Output the full material exactly as it appears here.

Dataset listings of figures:
^^^^^^^^
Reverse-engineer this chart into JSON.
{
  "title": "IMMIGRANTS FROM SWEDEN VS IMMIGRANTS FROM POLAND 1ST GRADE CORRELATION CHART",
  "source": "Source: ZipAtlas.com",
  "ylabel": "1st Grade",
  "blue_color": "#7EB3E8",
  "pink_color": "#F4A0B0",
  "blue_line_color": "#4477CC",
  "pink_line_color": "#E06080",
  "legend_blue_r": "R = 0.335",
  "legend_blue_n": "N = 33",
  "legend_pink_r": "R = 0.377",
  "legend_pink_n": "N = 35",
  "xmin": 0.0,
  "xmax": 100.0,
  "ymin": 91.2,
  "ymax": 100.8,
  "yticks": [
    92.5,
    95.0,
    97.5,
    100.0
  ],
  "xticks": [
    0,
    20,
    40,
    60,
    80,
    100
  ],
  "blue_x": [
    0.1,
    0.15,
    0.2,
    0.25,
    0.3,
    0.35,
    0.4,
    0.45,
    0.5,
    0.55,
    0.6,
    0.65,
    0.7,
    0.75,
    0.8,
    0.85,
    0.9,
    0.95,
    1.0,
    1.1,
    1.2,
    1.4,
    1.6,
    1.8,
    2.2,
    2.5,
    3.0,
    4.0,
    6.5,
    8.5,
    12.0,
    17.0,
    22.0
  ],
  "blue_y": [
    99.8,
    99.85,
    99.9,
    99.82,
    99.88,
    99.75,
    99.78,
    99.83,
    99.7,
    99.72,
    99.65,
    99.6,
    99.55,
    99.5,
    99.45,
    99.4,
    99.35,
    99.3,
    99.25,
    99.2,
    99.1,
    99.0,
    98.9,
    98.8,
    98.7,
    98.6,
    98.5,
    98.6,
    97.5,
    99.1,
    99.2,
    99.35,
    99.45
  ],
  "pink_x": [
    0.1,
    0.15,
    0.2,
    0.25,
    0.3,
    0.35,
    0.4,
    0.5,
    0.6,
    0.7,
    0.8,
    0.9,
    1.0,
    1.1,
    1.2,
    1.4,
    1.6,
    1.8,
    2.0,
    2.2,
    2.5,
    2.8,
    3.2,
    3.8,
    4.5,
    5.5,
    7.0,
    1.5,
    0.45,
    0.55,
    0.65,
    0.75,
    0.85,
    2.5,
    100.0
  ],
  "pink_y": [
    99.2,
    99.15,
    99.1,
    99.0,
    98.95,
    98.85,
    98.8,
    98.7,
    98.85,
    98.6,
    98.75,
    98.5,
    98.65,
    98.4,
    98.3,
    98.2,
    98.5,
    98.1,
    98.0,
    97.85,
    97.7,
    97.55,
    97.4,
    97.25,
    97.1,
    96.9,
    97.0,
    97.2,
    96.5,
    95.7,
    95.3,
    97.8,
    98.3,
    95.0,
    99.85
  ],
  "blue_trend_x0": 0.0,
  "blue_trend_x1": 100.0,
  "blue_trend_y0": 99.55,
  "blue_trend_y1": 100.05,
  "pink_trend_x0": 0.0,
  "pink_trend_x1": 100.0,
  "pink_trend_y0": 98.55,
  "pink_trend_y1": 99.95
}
^^^^^^^^
* _Exercise solution_
Reverse-engineer this chart into JSON.
{
  "title": "IMMIGRANTS FROM SWEDEN VS IMMIGRANTS FROM POLAND 1ST GRADE CORRELATION CHART",
  "source": "Source: ZipAtlas.com",
  "ylabel": "1st Grade",
  "blue_color": "#7EB3E8",
  "pink_color": "#F4A0B0",
  "blue_line_color": "#4477CC",
  "pink_line_color": "#E06080",
  "legend_blue_r": "R = 0.335",
  "legend_blue_n": "N = 33",
  "legend_pink_r": "R = 0.377",
  "legend_pink_n": "N = 35",
  "xmin": 0.0,
  "xmax": 100.0,
  "ymin": 91.2,
  "ymax": 100.8,
  "yticks": [
    92.5,
    95.0,
    97.5,
    100.0
  ],
  "xticks": [
    0,
    20,
    40,
    60,
    80,
    100
  ],
  "blue_x": [
    0.1,
    0.15,
    0.2,
    0.25,
    0.3,
    0.35,
    0.4,
    0.45,
    0.5,
    0.55,
    0.6,
    0.65,
    0.7,
    0.75,
    0.8,
    0.85,
    0.9,
    0.95,
    1.0,
    1.1,
    1.2,
    1.4,
    1.6,
    1.8,
    2.2,
    2.5,
    3.0,
    4.0,
    6.5,
    8.5,
    12.0,
    17.0,
    22.0
  ],
  "blue_y": [
    99.8,
    99.85,
    99.9,
    99.82,
    99.88,
    99.75,
    99.78,
    99.83,
    99.7,
    99.72,
    99.65,
    99.6,
    99.55,
    99.5,
    99.45,
    99.4,
    99.35,
    99.3,
    99.25,
    99.2,
    99.1,
    99.0,
    98.9,
    98.8,
    98.7,
    98.6,
    98.5,
    98.6,
    97.5,
    99.1,
    99.2,
    99.35,
    99.45
  ],
  "pink_x": [
    0.1,
    0.15,
    0.2,
    0.25,
    0.3,
    0.35,
    0.4,
    0.5,
    0.6,
    0.7,
    0.8,
    0.9,
    1.0,
    1.1,
    1.2,
    1.4,
    1.6,
    1.8,
    2.0,
    2.2,
    2.5,
    2.8,
    3.2,
    3.8,
    4.5,
    5.5,
    7.0,
    1.5,
    0.45,
    0.55,
    0.65,
    0.75,
    0.85,
    2.5,
    100.0
  ],
  "pink_y": [
    99.2,
    99.15,
    99.1,
    99.0,
    98.95,
    98.85,
    98.8,
    98.7,
    98.85,
    98.6,
    98.75,
    98.5,
    98.65,
    98.4,
    98.3,
    98.2,
    98.5,
    98.1,
    98.0,
    97.85,
    97.7,
    97.55,
    97.4,
    97.25,
    97.1,
    96.9,
    97.0,
    97.2,
    96.5,
    95.7,
    95.3,
    97.8,
    98.3,
    95.0,
    99.85
  ],
  "blue_trend_x0": 0.0,
  "blue_trend_x1": 100.0,
  "blue_trend_y0": 99.55,
  "blue_trend_y1": 100.05,
  "pink_trend_x0": 0.0,
  "pink_trend_x1": 100.0,
  "pink_trend_y0": 98.55,
  "pink_trend_y1": 99.95
}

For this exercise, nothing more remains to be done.